*** SOURCE DATA ***
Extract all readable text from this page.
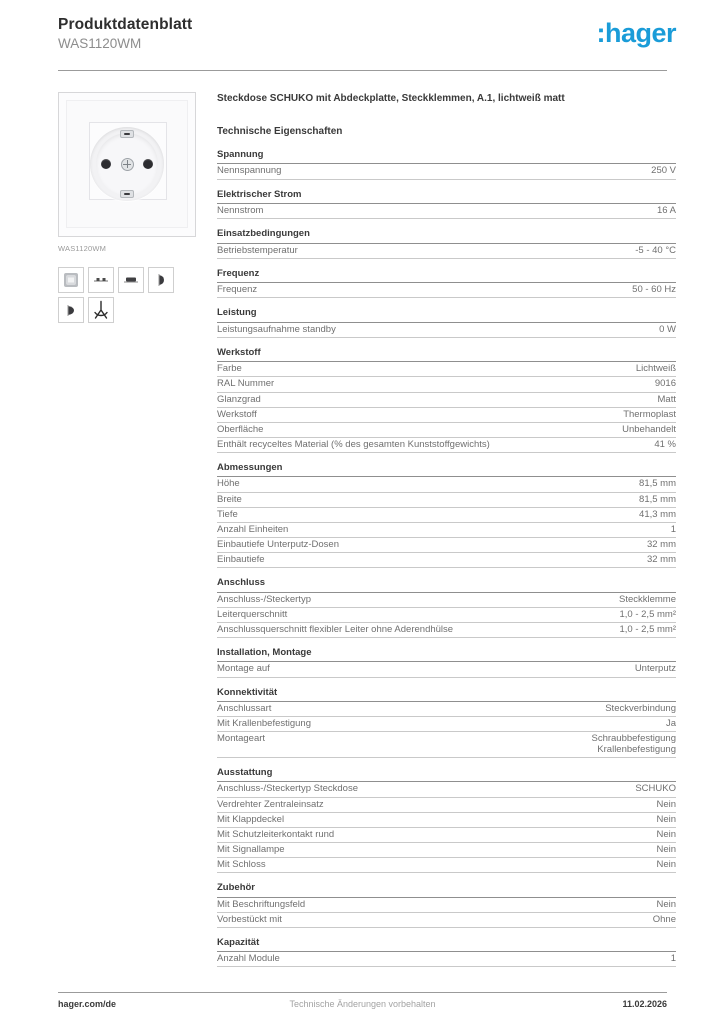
Produktdatenblatt
WAS1120WM	:hager
WAS1120WM
Steckdose SCHUKO mit Abdeckplatte, Steckklemmen, A.1, lichtweiß matt
Technische Eigenschaften
Spannung
Nennspannung	250 V
Elektrischer Strom
Nennstrom	16 A
Einsatzbedingungen
Betriebstemperatur	-5 - 40 °C
Frequenz
Frequenz	50 - 60 Hz
Leistung
Leistungsaufnahme standby	0 W
Werkstoff
Farbe	Lichtweiß
RAL Nummer	9016
Glanzgrad	Matt
Werkstoff	Thermoplast
Oberfläche	Unbehandelt
Enthält recyceltes Material (% des gesamten Kunststoffgewichts)	41 %
Abmessungen
Höhe	81,5 mm
Breite	81,5 mm
Tiefe	41,3 mm
Anzahl Einheiten	1
Einbautiefe Unterputz-Dosen	32 mm
Einbautiefe	32 mm
Anschluss
Anschluss-/Steckertyp	Steckklemme
Leiterquerschnitt	1,0 - 2,5 mm²
Anschlussquerschnitt flexibler Leiter ohne Aderendhülse	1,0 - 2,5 mm²
Installation, Montage
Montage auf	Unterputz
Konnektivität
Anschlussart	Steckverbindung
Mit Krallenbefestigung	Ja
Montageart	Schraubbefestigung
Krallenbefestigung
Ausstattung
Anschluss-/Steckertyp Steckdose	SCHUKO
Verdrehter Zentraleinsatz	Nein
Mit Klappdeckel	Nein
Mit Schutzleiterkontakt rund	Nein
Mit Signallampe	Nein
Mit Schloss	Nein
Zubehör
Mit Beschriftungsfeld	Nein
Vorbestückt mit	Ohne
Kapazität
Anzahl Module	1
Technische Änderungen vorbehalten
hager.com/de	11.02.2026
***
TASK TO CARRY OUT ▸
Copy out all lines where the word "SCHUKO" appears.

TASK ANSWER ▸
Steckdose SCHUKO mit Abdeckplatte, Steckklemmen, A.1, lichtweiß matt
Anschluss-/Steckertyp Steckdose	SCHUKO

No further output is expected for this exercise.